[Figure data in JSON]
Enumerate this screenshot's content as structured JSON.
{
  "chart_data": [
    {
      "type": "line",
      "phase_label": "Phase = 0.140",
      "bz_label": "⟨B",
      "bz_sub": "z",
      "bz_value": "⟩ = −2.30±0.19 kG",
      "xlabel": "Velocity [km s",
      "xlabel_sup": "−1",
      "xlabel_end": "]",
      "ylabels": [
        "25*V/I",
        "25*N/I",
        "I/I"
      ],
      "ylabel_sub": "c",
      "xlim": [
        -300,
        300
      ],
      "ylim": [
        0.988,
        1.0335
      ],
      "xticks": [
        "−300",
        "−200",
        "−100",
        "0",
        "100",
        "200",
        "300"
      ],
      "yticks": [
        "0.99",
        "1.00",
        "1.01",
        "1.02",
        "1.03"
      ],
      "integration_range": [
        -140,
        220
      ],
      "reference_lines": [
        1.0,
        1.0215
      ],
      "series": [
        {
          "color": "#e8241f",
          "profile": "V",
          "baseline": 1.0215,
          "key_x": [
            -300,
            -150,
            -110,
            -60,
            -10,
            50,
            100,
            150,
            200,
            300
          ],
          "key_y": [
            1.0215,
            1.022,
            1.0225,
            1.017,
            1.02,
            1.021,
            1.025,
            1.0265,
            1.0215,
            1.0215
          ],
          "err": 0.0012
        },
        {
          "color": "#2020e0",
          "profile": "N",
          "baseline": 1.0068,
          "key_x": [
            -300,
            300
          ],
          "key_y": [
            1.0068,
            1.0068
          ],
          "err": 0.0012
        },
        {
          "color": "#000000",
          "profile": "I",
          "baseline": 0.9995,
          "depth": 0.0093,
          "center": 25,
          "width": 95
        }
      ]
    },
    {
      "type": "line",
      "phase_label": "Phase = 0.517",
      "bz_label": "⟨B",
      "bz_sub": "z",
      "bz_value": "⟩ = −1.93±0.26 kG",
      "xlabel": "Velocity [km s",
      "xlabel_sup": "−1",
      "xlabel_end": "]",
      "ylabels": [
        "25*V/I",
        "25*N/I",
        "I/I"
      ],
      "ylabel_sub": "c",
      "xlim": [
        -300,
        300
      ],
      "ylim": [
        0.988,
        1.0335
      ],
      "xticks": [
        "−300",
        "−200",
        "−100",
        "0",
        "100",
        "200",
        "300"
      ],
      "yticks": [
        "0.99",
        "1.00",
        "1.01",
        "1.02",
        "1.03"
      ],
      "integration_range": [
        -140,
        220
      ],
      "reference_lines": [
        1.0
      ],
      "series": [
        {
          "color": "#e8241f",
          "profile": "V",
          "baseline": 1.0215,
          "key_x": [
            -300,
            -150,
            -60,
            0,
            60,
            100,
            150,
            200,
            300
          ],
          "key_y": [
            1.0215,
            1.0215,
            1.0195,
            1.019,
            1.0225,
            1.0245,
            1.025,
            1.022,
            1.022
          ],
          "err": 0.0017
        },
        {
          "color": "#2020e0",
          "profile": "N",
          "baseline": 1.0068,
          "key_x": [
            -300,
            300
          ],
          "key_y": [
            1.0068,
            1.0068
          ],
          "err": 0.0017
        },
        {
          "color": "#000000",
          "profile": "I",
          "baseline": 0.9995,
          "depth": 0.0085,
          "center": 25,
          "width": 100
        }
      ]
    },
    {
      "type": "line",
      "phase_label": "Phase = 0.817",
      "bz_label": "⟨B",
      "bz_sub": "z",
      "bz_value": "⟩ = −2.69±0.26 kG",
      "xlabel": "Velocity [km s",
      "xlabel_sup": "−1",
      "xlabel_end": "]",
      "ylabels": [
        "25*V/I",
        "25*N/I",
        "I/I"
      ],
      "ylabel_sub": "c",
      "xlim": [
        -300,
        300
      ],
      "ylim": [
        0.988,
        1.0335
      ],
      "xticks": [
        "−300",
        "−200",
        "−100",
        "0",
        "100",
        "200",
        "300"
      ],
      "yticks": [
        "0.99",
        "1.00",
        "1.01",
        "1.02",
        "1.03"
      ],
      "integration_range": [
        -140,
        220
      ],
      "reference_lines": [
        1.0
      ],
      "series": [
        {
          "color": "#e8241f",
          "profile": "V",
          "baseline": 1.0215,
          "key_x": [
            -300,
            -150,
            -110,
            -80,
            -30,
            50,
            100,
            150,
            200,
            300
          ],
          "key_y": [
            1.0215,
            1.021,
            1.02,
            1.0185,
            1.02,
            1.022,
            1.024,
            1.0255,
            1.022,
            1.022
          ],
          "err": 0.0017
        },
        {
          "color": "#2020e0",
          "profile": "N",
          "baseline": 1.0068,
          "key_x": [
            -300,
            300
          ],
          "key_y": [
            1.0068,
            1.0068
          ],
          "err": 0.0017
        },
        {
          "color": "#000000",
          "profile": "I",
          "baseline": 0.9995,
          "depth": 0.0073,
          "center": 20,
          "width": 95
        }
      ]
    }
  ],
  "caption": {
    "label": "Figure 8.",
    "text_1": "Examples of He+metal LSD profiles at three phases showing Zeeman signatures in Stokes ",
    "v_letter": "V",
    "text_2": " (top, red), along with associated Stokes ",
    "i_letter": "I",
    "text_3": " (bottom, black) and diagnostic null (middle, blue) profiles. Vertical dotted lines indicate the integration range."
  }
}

→ **Task statement**: Reproduce the listing above verbatim, from first line to last.

→ **Output of the task**:
Enumerate this screenshot's content as structured JSON.
{
  "chart_data": [
    {
      "type": "line",
      "phase_label": "Phase = 0.140",
      "bz_label": "⟨B",
      "bz_sub": "z",
      "bz_value": "⟩ = −2.30±0.19 kG",
      "xlabel": "Velocity [km s",
      "xlabel_sup": "−1",
      "xlabel_end": "]",
      "ylabels": [
        "25*V/I",
        "25*N/I",
        "I/I"
      ],
      "ylabel_sub": "c",
      "xlim": [
        -300,
        300
      ],
      "ylim": [
        0.988,
        1.0335
      ],
      "xticks": [
        "−300",
        "−200",
        "−100",
        "0",
        "100",
        "200",
        "300"
      ],
      "yticks": [
        "0.99",
        "1.00",
        "1.01",
        "1.02",
        "1.03"
      ],
      "integration_range": [
        -140,
        220
      ],
      "reference_lines": [
        1.0,
        1.0215
      ],
      "series": [
        {
          "color": "#e8241f",
          "profile": "V",
          "baseline": 1.0215,
          "key_x": [
            -300,
            -150,
            -110,
            -60,
            -10,
            50,
            100,
            150,
            200,
            300
          ],
          "key_y": [
            1.0215,
            1.022,
            1.0225,
            1.017,
            1.02,
            1.021,
            1.025,
            1.0265,
            1.0215,
            1.0215
          ],
          "err": 0.0012
        },
        {
          "color": "#2020e0",
          "profile": "N",
          "baseline": 1.0068,
          "key_x": [
            -300,
            300
          ],
          "key_y": [
            1.0068,
            1.0068
          ],
          "err": 0.0012
        },
        {
          "color": "#000000",
          "profile": "I",
          "baseline": 0.9995,
          "depth": 0.0093,
          "center": 25,
          "width": 95
        }
      ]
    },
    {
      "type": "line",
      "phase_label": "Phase = 0.517",
      "bz_label": "⟨B",
      "bz_sub": "z",
      "bz_value": "⟩ = −1.93±0.26 kG",
      "xlabel": "Velocity [km s",
      "xlabel_sup": "−1",
      "xlabel_end": "]",
      "ylabels": [
        "25*V/I",
        "25*N/I",
        "I/I"
      ],
      "ylabel_sub": "c",
      "xlim": [
        -300,
        300
      ],
      "ylim": [
        0.988,
        1.0335
      ],
      "xticks": [
        "−300",
        "−200",
        "−100",
        "0",
        "100",
        "200",
        "300"
      ],
      "yticks": [
        "0.99",
        "1.00",
        "1.01",
        "1.02",
        "1.03"
      ],
      "integration_range": [
        -140,
        220
      ],
      "reference_lines": [
        1.0
      ],
      "series": [
        {
          "color": "#e8241f",
          "profile": "V",
          "baseline": 1.0215,
          "key_x": [
            -300,
            -150,
            -60,
            0,
            60,
            100,
            150,
            200,
            300
          ],
          "key_y": [
            1.0215,
            1.0215,
            1.0195,
            1.019,
            1.0225,
            1.0245,
            1.025,
            1.022,
            1.022
          ],
          "err": 0.0017
        },
        {
          "color": "#2020e0",
          "profile": "N",
          "baseline": 1.0068,
          "key_x": [
            -300,
            300
          ],
          "key_y": [
            1.0068,
            1.0068
          ],
          "err": 0.0017
        },
        {
          "color": "#000000",
          "profile": "I",
          "baseline": 0.9995,
          "depth": 0.0085,
          "center": 25,
          "width": 100
        }
      ]
    },
    {
      "type": "line",
      "phase_label": "Phase = 0.817",
      "bz_label": "⟨B",
      "bz_sub": "z",
      "bz_value": "⟩ = −2.69±0.26 kG",
      "xlabel": "Velocity [km s",
      "xlabel_sup": "−1",
      "xlabel_end": "]",
      "ylabels": [
        "25*V/I",
        "25*N/I",
        "I/I"
      ],
      "ylabel_sub": "c",
      "xlim": [
        -300,
        300
      ],
      "ylim": [
        0.988,
        1.0335
      ],
      "xticks": [
        "−300",
        "−200",
        "−100",
        "0",
        "100",
        "200",
        "300"
      ],
      "yticks": [
        "0.99",
        "1.00",
        "1.01",
        "1.02",
        "1.03"
      ],
      "integration_range": [
        -140,
        220
      ],
      "reference_lines": [
        1.0
      ],
      "series": [
        {
          "color": "#e8241f",
          "profile": "V",
          "baseline": 1.0215,
          "key_x": [
            -300,
            -150,
            -110,
            -80,
            -30,
            50,
            100,
            150,
            200,
            300
          ],
          "key_y": [
            1.0215,
            1.021,
            1.02,
            1.0185,
            1.02,
            1.022,
            1.024,
            1.0255,
            1.022,
            1.022
          ],
          "err": 0.0017
        },
        {
          "color": "#2020e0",
          "profile": "N",
          "baseline": 1.0068,
          "key_x": [
            -300,
            300
          ],
          "key_y": [
            1.0068,
            1.0068
          ],
          "err": 0.0017
        },
        {
          "color": "#000000",
          "profile": "I",
          "baseline": 0.9995,
          "depth": 0.0073,
          "center": 20,
          "width": 95
        }
      ]
    }
  ],
  "caption": {
    "label": "Figure 8.",
    "text_1": "Examples of He+metal LSD profiles at three phases showing Zeeman signatures in Stokes ",
    "v_letter": "V",
    "text_2": " (top, red), along with associated Stokes ",
    "i_letter": "I",
    "text_3": " (bottom, black) and diagnostic null (middle, blue) profiles. Vertical dotted lines indicate the integration range."
  }
}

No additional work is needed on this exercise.